EXERCISE REQUIREMENTS: Give only one thing: the number of lines that include the word "contacts".

EXTRACTED RECORDS:
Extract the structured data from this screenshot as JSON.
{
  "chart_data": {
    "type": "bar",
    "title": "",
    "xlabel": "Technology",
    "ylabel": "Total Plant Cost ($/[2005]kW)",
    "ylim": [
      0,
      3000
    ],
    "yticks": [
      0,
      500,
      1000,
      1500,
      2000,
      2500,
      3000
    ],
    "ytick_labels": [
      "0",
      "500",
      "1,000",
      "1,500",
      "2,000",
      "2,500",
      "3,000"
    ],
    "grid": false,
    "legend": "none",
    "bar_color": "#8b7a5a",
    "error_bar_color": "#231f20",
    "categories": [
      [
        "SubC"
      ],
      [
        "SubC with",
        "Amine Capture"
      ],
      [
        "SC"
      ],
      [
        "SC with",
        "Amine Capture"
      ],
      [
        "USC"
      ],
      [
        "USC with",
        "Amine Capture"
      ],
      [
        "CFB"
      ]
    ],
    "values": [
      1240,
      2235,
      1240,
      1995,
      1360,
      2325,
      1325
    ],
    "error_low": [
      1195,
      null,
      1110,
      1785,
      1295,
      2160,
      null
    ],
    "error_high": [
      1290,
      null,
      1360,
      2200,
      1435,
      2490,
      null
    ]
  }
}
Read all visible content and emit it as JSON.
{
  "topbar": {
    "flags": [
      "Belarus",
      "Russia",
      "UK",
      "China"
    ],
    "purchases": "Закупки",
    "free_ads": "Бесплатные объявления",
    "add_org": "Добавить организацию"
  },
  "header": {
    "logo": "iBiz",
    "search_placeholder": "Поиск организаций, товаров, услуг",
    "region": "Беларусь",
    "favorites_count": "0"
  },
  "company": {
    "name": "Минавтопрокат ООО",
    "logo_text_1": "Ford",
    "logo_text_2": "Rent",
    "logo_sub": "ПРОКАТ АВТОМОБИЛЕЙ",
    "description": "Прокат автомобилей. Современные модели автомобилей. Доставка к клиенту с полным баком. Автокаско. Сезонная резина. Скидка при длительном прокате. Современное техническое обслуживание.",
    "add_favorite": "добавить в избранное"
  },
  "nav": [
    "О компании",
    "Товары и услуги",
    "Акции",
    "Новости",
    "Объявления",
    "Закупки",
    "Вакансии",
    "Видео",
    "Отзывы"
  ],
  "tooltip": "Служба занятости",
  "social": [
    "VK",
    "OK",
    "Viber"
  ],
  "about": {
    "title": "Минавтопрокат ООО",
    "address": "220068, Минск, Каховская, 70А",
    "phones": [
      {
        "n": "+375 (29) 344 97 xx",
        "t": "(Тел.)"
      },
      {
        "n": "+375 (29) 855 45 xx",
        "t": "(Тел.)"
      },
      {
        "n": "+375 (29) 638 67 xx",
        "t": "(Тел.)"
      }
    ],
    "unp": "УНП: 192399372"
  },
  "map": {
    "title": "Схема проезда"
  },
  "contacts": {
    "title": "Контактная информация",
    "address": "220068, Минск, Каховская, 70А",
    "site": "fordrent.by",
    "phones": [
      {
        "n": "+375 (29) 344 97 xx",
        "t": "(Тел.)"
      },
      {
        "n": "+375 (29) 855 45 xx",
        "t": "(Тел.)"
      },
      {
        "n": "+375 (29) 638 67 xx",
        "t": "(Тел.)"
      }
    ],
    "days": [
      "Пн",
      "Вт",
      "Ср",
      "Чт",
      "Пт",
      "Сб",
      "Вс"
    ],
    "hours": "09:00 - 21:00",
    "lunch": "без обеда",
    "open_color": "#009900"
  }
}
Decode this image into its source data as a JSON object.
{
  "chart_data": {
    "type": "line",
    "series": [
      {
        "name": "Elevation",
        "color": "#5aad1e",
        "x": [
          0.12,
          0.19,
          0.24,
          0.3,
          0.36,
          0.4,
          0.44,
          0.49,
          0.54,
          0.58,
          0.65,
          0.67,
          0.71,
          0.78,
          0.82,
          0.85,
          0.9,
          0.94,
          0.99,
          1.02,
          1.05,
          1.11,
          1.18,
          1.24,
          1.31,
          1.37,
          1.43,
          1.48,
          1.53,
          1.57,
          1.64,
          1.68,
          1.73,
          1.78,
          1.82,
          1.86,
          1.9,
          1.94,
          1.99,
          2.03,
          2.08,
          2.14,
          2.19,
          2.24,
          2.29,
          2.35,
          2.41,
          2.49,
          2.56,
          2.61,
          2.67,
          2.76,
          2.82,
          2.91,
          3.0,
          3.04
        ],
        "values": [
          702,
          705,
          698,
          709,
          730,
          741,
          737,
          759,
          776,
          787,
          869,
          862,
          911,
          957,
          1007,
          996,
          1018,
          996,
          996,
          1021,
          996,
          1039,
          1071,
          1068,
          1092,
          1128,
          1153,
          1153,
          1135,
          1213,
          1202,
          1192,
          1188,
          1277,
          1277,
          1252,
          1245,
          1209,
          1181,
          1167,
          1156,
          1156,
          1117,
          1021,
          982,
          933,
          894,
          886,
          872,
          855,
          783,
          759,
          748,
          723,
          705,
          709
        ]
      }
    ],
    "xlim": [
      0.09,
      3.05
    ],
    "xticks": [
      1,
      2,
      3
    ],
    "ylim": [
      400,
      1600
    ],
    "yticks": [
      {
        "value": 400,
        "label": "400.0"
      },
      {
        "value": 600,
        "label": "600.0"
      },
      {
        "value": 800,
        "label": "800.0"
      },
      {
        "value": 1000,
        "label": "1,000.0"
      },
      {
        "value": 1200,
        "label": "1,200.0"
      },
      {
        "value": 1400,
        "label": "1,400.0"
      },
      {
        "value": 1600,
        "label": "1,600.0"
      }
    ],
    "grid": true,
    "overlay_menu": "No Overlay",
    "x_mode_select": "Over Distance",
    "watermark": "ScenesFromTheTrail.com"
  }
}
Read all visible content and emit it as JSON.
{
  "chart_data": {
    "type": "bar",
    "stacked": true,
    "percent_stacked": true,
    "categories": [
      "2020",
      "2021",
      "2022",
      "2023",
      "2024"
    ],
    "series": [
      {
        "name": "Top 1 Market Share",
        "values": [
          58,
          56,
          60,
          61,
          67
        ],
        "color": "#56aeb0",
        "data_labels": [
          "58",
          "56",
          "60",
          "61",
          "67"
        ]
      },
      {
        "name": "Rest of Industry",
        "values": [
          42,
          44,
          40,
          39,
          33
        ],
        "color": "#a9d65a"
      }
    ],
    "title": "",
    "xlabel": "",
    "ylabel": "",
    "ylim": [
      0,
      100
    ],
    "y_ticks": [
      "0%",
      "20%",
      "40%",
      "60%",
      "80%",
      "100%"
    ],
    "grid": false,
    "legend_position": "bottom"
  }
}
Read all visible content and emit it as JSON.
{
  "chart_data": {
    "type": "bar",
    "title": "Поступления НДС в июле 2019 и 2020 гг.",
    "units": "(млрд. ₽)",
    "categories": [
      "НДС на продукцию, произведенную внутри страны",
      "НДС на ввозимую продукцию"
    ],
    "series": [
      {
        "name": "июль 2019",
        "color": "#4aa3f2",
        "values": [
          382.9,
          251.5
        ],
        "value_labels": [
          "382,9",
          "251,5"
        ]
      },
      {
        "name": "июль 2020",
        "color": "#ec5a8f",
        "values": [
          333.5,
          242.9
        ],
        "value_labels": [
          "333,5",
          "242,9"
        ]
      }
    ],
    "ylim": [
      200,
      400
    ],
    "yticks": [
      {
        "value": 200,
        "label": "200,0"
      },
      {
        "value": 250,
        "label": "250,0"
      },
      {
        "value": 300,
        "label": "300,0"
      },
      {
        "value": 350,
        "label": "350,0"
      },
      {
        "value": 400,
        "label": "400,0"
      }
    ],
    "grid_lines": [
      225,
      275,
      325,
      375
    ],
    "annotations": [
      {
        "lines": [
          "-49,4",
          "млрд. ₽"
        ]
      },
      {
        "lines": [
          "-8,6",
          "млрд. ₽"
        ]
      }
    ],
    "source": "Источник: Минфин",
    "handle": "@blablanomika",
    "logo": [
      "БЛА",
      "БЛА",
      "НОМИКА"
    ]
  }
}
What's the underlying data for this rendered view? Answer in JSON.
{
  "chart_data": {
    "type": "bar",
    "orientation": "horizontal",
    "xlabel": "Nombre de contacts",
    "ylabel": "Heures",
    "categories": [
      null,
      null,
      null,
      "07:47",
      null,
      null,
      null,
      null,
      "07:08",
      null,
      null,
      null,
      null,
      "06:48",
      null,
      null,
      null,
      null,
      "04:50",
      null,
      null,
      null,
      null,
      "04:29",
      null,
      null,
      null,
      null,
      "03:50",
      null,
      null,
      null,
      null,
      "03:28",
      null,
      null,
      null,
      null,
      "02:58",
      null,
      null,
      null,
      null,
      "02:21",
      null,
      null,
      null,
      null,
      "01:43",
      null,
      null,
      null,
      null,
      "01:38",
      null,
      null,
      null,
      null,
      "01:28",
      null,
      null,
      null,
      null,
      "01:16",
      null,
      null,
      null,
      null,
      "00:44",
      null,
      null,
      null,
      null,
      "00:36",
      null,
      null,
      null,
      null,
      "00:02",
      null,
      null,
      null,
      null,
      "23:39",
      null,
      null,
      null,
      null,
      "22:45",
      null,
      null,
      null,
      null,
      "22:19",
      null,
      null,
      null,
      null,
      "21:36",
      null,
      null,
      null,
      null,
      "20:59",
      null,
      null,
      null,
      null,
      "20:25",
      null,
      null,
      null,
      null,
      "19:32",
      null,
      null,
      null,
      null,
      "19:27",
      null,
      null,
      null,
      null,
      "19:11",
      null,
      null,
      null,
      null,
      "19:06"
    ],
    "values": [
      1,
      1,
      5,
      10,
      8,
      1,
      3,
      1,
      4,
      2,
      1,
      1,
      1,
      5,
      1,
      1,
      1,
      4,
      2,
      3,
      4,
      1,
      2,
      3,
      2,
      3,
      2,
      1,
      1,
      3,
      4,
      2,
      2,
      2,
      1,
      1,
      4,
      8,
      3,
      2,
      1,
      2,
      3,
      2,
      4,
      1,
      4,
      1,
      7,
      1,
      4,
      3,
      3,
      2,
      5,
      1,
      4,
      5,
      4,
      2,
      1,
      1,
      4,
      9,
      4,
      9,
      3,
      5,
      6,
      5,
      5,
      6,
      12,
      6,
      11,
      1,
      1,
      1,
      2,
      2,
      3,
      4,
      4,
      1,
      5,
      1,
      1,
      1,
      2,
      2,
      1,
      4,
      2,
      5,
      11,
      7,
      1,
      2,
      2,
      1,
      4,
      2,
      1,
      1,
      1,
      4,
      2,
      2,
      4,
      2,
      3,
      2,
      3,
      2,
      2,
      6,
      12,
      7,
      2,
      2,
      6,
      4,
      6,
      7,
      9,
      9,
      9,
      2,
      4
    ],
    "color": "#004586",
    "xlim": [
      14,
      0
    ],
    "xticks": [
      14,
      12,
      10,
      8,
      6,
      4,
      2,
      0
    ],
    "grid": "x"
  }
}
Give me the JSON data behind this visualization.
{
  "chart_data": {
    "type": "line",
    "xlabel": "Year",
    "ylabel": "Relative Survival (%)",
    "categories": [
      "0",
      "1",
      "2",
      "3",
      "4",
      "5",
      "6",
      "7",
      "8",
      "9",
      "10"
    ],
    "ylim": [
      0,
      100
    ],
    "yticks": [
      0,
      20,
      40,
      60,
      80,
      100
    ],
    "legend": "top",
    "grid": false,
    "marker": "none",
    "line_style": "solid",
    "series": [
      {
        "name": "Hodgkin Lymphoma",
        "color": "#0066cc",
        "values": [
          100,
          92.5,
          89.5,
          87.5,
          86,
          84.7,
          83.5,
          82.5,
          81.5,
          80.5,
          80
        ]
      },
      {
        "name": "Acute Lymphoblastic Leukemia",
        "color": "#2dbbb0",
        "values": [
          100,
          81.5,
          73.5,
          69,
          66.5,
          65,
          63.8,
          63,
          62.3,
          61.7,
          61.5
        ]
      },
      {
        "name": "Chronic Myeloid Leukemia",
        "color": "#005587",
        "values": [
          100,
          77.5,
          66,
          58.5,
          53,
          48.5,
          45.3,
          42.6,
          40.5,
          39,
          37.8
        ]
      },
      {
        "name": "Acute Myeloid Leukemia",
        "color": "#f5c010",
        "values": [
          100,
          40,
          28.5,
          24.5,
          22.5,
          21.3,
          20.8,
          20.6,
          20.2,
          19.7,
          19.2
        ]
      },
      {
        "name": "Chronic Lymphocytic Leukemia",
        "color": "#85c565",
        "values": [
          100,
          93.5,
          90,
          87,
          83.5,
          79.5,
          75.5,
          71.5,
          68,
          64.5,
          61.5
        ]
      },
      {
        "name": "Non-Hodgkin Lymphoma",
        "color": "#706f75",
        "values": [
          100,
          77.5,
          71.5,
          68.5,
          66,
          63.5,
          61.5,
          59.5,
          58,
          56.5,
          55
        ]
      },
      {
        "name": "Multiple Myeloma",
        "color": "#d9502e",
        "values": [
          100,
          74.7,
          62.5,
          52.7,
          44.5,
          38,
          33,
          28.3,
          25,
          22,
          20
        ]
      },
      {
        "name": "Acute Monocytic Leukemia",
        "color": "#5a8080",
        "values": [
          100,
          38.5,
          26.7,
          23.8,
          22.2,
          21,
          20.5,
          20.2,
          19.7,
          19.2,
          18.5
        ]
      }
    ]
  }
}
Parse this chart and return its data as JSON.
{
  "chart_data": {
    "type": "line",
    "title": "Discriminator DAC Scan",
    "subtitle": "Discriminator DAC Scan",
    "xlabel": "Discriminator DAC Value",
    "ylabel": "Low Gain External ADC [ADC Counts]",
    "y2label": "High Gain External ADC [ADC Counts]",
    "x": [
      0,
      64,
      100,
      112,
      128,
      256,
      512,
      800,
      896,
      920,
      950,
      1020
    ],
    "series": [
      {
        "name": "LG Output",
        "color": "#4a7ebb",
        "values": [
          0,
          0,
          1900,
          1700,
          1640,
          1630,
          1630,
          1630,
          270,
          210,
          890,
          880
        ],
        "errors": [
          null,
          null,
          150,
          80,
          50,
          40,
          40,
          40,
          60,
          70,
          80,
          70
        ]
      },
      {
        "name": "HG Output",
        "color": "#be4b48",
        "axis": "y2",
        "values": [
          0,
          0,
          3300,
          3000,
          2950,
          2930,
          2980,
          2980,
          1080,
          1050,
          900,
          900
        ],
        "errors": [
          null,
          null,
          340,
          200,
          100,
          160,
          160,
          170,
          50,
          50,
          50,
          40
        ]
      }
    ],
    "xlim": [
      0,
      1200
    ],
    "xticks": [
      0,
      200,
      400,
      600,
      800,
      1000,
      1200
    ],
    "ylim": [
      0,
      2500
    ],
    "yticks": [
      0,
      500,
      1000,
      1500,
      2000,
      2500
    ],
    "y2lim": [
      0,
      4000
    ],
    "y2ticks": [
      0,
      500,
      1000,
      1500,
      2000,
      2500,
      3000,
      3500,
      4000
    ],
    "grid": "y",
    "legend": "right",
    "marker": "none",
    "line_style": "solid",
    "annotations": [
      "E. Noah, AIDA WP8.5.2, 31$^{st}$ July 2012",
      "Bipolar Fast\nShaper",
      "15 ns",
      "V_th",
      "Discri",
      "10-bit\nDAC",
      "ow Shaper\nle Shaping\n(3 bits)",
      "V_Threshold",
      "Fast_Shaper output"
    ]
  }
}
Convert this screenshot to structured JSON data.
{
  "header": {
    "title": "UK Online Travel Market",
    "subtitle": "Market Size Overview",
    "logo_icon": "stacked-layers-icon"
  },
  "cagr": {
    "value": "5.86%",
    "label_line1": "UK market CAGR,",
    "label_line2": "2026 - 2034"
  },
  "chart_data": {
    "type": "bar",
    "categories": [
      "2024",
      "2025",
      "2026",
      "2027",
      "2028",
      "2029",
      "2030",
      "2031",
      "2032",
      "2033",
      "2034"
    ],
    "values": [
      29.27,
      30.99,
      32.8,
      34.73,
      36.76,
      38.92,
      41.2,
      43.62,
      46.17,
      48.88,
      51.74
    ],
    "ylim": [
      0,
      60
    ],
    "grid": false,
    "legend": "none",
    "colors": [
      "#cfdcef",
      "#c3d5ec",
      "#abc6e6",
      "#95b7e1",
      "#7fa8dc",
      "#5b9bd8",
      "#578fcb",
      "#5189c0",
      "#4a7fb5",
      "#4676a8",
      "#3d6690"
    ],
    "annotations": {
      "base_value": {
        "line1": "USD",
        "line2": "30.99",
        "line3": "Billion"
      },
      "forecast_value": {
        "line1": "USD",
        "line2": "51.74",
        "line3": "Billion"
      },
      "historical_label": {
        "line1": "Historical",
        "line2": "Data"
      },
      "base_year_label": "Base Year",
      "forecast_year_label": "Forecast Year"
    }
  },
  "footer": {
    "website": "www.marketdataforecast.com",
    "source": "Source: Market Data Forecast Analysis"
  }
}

RESULT OF THE TASK: 2